Of all the lines in the material below, how many include the string "JSON"? Give the number only.

* RAW RECORDS *
===============

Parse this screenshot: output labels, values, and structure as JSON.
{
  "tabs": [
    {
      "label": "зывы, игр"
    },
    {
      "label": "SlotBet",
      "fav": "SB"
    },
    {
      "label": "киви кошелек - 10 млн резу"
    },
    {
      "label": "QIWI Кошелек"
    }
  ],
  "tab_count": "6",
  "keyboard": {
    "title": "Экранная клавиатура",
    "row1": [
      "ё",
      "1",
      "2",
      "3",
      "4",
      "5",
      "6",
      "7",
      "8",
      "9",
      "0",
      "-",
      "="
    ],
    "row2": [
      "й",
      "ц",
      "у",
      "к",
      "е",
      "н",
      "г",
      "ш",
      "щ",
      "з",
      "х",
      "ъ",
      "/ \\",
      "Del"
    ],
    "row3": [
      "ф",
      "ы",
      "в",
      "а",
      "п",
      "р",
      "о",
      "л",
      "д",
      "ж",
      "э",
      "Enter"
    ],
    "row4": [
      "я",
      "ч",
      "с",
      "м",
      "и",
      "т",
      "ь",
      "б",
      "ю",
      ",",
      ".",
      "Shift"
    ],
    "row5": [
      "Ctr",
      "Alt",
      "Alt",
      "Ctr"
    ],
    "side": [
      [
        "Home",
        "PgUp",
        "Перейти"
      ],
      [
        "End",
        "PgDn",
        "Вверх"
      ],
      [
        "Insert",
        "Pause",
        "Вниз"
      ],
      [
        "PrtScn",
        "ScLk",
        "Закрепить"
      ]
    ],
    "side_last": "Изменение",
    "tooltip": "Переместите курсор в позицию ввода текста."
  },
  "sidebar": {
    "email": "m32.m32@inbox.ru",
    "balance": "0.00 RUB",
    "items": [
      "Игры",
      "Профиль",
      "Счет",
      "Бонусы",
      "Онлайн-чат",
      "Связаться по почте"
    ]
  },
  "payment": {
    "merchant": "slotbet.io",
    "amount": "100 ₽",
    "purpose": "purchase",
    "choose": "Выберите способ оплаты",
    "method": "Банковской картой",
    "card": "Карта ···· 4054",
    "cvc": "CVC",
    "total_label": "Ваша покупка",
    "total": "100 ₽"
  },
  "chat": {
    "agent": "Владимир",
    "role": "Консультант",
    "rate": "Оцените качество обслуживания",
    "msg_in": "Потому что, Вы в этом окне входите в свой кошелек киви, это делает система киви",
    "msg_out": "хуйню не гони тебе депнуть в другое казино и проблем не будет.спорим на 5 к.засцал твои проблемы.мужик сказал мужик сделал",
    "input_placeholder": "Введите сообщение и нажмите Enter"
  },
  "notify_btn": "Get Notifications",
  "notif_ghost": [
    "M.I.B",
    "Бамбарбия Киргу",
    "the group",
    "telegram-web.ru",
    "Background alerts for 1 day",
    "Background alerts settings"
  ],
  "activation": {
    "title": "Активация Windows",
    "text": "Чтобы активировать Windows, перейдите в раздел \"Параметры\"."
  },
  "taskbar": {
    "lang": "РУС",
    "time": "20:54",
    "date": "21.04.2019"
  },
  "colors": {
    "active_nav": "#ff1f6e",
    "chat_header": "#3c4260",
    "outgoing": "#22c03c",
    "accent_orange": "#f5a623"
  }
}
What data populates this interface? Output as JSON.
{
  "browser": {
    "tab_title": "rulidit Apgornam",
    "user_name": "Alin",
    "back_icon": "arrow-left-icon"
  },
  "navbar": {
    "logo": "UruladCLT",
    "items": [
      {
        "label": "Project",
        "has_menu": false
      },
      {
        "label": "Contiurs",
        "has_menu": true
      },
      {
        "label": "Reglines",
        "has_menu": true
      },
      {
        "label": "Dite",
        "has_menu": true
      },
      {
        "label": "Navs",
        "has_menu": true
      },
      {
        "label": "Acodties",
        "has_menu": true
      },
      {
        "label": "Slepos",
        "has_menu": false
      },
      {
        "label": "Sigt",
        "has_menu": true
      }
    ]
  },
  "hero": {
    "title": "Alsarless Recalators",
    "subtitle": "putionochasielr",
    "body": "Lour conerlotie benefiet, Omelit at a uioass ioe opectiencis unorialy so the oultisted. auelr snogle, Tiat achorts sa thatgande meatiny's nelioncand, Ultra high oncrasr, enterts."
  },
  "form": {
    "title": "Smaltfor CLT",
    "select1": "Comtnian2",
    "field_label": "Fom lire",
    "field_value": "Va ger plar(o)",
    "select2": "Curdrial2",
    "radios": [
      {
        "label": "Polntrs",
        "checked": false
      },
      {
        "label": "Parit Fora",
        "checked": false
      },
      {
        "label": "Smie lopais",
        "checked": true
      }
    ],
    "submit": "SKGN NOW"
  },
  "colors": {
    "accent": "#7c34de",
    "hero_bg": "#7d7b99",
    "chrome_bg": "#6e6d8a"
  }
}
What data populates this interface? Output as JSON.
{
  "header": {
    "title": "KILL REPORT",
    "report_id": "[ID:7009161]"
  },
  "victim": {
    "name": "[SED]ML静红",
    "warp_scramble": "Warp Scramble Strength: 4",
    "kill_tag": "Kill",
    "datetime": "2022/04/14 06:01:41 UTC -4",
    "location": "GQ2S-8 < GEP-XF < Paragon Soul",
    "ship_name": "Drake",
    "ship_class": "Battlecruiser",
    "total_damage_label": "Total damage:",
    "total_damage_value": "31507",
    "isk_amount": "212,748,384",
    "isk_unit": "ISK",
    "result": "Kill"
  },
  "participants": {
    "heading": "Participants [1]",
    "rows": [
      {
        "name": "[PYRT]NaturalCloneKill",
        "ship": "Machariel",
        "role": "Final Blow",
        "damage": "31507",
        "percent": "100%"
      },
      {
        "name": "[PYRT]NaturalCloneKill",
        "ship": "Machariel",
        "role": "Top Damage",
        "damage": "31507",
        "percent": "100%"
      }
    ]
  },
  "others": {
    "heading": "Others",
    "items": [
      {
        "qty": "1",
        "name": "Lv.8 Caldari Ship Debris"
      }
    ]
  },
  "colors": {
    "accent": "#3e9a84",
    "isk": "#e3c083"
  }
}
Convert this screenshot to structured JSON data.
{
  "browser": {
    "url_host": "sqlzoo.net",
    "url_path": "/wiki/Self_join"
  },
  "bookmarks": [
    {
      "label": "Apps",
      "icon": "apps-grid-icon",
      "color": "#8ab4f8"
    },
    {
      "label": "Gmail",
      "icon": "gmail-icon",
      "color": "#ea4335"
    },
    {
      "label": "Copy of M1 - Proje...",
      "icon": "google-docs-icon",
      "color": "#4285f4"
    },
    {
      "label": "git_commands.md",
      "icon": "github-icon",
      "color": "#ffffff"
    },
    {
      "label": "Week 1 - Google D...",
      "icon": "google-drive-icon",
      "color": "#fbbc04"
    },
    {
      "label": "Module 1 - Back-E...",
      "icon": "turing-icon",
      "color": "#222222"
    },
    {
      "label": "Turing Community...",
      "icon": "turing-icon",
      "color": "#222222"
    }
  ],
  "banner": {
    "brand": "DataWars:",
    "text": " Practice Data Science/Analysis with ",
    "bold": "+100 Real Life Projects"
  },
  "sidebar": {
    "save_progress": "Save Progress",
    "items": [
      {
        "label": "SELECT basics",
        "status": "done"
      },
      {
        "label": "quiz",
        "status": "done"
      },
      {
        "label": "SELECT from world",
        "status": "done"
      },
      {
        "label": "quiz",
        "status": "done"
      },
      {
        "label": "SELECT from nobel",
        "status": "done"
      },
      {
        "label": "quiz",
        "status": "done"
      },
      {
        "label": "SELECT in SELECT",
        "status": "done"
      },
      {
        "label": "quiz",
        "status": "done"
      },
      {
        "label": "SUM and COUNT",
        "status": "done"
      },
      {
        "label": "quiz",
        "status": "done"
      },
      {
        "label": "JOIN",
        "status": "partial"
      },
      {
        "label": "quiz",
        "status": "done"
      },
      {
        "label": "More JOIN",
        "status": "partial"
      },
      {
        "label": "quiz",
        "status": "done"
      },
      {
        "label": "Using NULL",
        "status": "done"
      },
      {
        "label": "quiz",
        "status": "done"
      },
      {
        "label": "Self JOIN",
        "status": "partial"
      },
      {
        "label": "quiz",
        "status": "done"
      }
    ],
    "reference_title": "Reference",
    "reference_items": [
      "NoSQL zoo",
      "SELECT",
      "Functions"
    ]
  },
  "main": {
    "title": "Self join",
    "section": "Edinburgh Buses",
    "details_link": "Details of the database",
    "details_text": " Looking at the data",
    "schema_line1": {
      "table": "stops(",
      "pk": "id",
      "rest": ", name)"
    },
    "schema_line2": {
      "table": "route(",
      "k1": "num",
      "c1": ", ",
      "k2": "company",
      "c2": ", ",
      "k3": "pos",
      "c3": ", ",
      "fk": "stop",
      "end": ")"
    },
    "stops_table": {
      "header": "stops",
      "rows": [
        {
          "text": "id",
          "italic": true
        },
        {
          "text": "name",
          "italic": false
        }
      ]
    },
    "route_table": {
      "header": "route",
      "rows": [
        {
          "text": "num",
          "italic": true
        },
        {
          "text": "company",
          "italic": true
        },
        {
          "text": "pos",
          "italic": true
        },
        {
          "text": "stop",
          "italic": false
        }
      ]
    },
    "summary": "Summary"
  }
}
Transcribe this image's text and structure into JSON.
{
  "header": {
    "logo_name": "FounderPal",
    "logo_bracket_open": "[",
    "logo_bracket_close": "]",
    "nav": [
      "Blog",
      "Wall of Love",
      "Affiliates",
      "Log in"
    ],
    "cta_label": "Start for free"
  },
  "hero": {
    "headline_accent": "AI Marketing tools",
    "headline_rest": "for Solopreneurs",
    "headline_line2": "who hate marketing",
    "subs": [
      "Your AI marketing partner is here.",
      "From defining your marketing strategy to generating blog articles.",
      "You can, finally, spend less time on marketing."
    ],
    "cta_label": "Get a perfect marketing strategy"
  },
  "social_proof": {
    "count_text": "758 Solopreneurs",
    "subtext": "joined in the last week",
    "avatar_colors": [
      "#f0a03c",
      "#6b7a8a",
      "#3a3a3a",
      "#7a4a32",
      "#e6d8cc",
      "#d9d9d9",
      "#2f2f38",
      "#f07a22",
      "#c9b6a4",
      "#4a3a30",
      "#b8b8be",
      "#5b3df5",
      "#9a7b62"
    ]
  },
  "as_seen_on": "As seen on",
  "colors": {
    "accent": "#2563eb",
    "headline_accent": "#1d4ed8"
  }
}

===============

* EXPECTED ANSWER *
5